Write out each line of the material again, word for word.

▬▬▬▬▬▬

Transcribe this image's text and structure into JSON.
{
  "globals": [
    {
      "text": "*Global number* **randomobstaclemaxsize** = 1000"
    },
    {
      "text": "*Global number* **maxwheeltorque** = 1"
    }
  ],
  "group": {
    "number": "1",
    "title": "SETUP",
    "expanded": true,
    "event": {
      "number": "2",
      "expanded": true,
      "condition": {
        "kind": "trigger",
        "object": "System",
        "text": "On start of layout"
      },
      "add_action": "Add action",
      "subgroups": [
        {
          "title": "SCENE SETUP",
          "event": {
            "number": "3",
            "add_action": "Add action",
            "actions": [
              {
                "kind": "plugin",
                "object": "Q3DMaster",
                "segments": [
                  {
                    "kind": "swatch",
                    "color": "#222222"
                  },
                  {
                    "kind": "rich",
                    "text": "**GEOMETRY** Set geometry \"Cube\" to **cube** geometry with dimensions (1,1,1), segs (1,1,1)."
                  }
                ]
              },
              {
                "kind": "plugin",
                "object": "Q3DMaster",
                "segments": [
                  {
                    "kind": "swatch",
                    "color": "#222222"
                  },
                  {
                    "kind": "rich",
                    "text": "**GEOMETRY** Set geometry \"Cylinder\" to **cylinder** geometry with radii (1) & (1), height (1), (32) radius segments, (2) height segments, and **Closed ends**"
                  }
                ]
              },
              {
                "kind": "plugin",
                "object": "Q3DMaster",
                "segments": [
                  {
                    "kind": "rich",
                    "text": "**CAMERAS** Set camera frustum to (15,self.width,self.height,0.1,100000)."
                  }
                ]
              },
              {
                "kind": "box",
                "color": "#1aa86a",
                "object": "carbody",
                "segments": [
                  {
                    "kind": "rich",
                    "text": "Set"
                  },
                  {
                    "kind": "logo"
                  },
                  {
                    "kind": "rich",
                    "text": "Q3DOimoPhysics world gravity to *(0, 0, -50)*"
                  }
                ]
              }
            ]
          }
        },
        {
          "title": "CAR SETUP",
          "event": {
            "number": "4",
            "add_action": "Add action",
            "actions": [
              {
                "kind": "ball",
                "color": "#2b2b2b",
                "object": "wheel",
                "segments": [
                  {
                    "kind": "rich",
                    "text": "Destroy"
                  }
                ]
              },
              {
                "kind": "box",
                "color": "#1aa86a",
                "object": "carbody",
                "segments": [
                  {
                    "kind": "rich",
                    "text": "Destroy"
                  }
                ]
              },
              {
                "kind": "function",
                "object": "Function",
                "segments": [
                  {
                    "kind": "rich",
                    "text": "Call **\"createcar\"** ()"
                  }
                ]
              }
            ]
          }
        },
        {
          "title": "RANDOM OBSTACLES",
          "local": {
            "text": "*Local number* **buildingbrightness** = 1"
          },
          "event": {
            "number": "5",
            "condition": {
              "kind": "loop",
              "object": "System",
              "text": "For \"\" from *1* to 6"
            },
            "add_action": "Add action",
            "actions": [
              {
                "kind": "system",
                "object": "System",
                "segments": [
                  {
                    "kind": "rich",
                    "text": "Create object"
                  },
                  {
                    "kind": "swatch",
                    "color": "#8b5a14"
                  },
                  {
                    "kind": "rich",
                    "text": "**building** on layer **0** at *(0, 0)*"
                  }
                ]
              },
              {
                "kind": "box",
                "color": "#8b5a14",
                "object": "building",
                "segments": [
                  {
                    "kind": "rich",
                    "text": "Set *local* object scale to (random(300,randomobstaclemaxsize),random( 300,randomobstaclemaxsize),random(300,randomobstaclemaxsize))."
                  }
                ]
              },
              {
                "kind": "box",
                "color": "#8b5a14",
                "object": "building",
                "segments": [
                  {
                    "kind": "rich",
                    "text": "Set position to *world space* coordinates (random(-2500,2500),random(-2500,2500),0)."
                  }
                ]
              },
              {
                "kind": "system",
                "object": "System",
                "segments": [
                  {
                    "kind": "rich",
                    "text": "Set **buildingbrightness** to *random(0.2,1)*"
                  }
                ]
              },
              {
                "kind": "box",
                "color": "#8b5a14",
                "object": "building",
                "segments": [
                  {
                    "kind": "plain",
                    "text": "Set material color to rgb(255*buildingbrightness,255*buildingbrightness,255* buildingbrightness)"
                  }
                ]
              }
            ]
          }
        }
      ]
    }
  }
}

▬▬▬▬▬▬

▶ [Finished answer]:
Transcribe this image's text and structure into JSON.
{
  "globals": [
    {
      "text": "*Global number* **randomobstaclemaxsize** = 1000"
    },
    {
      "text": "*Global number* **maxwheeltorque** = 1"
    }
  ],
  "group": {
    "number": "1",
    "title": "SETUP",
    "expanded": true,
    "event": {
      "number": "2",
      "expanded": true,
      "condition": {
        "kind": "trigger",
        "object": "System",
        "text": "On start of layout"
      },
      "add_action": "Add action",
      "subgroups": [
        {
          "title": "SCENE SETUP",
          "event": {
            "number": "3",
            "add_action": "Add action",
            "actions": [
              {
                "kind": "plugin",
                "object": "Q3DMaster",
                "segments": [
                  {
                    "kind": "swatch",
                    "color": "#222222"
                  },
                  {
                    "kind": "rich",
                    "text": "**GEOMETRY** Set geometry \"Cube\" to **cube** geometry with dimensions (1,1,1), segs (1,1,1)."
                  }
                ]
              },
              {
                "kind": "plugin",
                "object": "Q3DMaster",
                "segments": [
                  {
                    "kind": "swatch",
                    "color": "#222222"
                  },
                  {
                    "kind": "rich",
                    "text": "**GEOMETRY** Set geometry \"Cylinder\" to **cylinder** geometry with radii (1) & (1), height (1), (32) radius segments, (2) height segments, and **Closed ends**"
                  }
                ]
              },
              {
                "kind": "plugin",
                "object": "Q3DMaster",
                "segments": [
                  {
                    "kind": "rich",
                    "text": "**CAMERAS** Set camera frustum to (15,self.width,self.height,0.1,100000)."
                  }
                ]
              },
              {
                "kind": "box",
                "color": "#1aa86a",
                "object": "carbody",
                "segments": [
                  {
                    "kind": "rich",
                    "text": "Set"
                  },
                  {
                    "kind": "logo"
                  },
                  {
                    "kind": "rich",
                    "text": "Q3DOimoPhysics world gravity to *(0, 0, -50)*"
                  }
                ]
              }
            ]
          }
        },
        {
          "title": "CAR SETUP",
          "event": {
            "number": "4",
            "add_action": "Add action",
            "actions": [
              {
                "kind": "ball",
                "color": "#2b2b2b",
                "object": "wheel",
                "segments": [
                  {
                    "kind": "rich",
                    "text": "Destroy"
                  }
                ]
              },
              {
                "kind": "box",
                "color": "#1aa86a",
                "object": "carbody",
                "segments": [
                  {
                    "kind": "rich",
                    "text": "Destroy"
                  }
                ]
              },
              {
                "kind": "function",
                "object": "Function",
                "segments": [
                  {
                    "kind": "rich",
                    "text": "Call **\"createcar\"** ()"
                  }
                ]
              }
            ]
          }
        },
        {
          "title": "RANDOM OBSTACLES",
          "local": {
            "text": "*Local number* **buildingbrightness** = 1"
          },
          "event": {
            "number": "5",
            "condition": {
              "kind": "loop",
              "object": "System",
              "text": "For \"\" from *1* to 6"
            },
            "add_action": "Add action",
            "actions": [
              {
                "kind": "system",
                "object": "System",
                "segments": [
                  {
                    "kind": "rich",
                    "text": "Create object"
                  },
                  {
                    "kind": "swatch",
                    "color": "#8b5a14"
                  },
                  {
                    "kind": "rich",
                    "text": "**building** on layer **0** at *(0, 0)*"
                  }
                ]
              },
              {
                "kind": "box",
                "color": "#8b5a14",
                "object": "building",
                "segments": [
                  {
                    "kind": "rich",
                    "text": "Set *local* object scale to (random(300,randomobstaclemaxsize),random( 300,randomobstaclemaxsize),random(300,randomobstaclemaxsize))."
                  }
                ]
              },
              {
                "kind": "box",
                "color": "#8b5a14",
                "object": "building",
                "segments": [
                  {
                    "kind": "rich",
                    "text": "Set position to *world space* coordinates (random(-2500,2500),random(-2500,2500),0)."
                  }
                ]
              },
              {
                "kind": "system",
                "object": "System",
                "segments": [
                  {
                    "kind": "rich",
                    "text": "Set **buildingbrightness** to *random(0.2,1)*"
                  }
                ]
              },
              {
                "kind": "box",
                "color": "#8b5a14",
                "object": "building",
                "segments": [
                  {
                    "kind": "plain",
                    "text": "Set material color to rgb(255*buildingbrightness,255*buildingbrightness,255* buildingbrightness)"
                  }
                ]
              }
            ]
          }
        }
      ]
    }
  }
}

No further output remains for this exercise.